§ **INPUT ROWS**:
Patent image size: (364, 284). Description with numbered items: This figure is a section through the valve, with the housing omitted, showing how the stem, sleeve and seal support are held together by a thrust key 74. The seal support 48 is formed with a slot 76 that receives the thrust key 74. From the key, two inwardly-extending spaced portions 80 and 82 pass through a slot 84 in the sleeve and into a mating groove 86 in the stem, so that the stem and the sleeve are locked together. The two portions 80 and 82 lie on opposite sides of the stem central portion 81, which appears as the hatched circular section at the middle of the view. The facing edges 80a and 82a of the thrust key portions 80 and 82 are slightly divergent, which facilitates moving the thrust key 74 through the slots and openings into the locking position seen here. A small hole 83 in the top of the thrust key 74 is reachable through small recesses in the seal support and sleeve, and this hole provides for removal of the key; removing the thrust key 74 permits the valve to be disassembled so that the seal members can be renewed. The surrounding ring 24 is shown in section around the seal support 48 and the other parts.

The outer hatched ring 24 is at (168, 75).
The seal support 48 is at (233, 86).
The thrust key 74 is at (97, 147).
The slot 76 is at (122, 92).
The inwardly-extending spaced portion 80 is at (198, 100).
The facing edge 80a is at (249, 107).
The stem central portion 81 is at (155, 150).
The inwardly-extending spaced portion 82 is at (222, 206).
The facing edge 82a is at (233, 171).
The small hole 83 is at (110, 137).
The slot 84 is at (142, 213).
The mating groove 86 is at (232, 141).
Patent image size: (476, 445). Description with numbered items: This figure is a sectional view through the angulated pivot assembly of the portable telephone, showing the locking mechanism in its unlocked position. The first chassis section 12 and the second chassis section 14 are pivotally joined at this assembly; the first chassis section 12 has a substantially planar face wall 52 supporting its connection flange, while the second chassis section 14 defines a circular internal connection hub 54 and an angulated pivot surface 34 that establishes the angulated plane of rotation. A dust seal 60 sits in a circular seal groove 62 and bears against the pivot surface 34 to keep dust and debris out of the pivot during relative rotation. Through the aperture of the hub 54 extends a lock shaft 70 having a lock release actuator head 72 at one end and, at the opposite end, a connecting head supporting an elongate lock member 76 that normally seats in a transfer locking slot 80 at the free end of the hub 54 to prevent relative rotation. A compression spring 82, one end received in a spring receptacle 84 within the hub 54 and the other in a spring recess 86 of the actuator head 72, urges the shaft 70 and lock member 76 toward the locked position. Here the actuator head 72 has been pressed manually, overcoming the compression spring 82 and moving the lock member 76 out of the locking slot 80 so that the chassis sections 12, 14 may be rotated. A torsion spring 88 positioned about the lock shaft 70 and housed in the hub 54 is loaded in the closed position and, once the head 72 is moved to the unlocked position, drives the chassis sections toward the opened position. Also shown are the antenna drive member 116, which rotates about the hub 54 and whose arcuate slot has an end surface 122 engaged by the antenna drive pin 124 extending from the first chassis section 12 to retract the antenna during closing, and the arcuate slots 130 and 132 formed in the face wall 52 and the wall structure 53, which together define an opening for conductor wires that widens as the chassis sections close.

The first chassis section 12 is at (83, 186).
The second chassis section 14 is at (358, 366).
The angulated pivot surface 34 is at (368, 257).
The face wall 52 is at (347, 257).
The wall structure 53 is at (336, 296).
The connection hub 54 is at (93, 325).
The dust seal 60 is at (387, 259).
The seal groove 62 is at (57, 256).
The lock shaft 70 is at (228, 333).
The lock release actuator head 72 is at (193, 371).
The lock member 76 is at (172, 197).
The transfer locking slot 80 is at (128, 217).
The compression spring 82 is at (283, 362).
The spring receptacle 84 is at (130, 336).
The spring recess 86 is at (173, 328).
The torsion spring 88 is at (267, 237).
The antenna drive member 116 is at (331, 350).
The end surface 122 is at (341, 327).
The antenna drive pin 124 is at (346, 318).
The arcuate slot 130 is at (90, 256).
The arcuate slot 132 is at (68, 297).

§ **GIVEN REQUEST**: Please reproduce the data from its beginning up to and including the line with "The mating groove 86 is at (232, 141).", putting "casing" in place of "housing" and keeping everything else unchanged.

§ **COMPLETE RESPONSE**:
Patent image size: (364, 284). Description with numbered items: This figure is a section through the valve, with the casing omitted, showing how the stem, sleeve and seal support are held together by a thrust key 74. The seal support 48 is formed with a slot 76 that receives the thrust key 74. From the key, two inwardly-extending spaced portions 80 and 82 pass through a slot 84 in the sleeve and into a mating groove 86 in the stem, so that the stem and the sleeve are locked together. The two portions 80 and 82 lie on opposite sides of the stem central portion 81, which appears as the hatched circular section at the middle of the view. The facing edges 80a and 82a of the thrust key portions 80 and 82 are slightly divergent, which facilitates moving the thrust key 74 through the slots and openings into the locking position seen here. A small hole 83 in the top of the thrust key 74 is reachable through small recesses in the seal support and sleeve, and this hole provides for removal of the key; removing the thrust key 74 permits the valve to be disassembled so that the seal members can be renewed. The surrounding ring 24 is shown in section around the seal support 48 and the other parts.

The outer hatched ring 24 is at (168, 75).
The seal support 48 is at (233, 86).
The thrust key 74 is at (97, 147).
The slot 76 is at (122, 92).
The inwardly-extending spaced portion 80 is at (198, 100).
The facing edge 80a is at (249, 107).
The stem central portion 81 is at (155, 150).
The inwardly-extending spaced portion 82 is at (222, 206).
The facing edge 82a is at (233, 171).
The small hole 83 is at (110, 137).
The slot 84 is at (142, 213).
The mating groove 86 is at (232, 141).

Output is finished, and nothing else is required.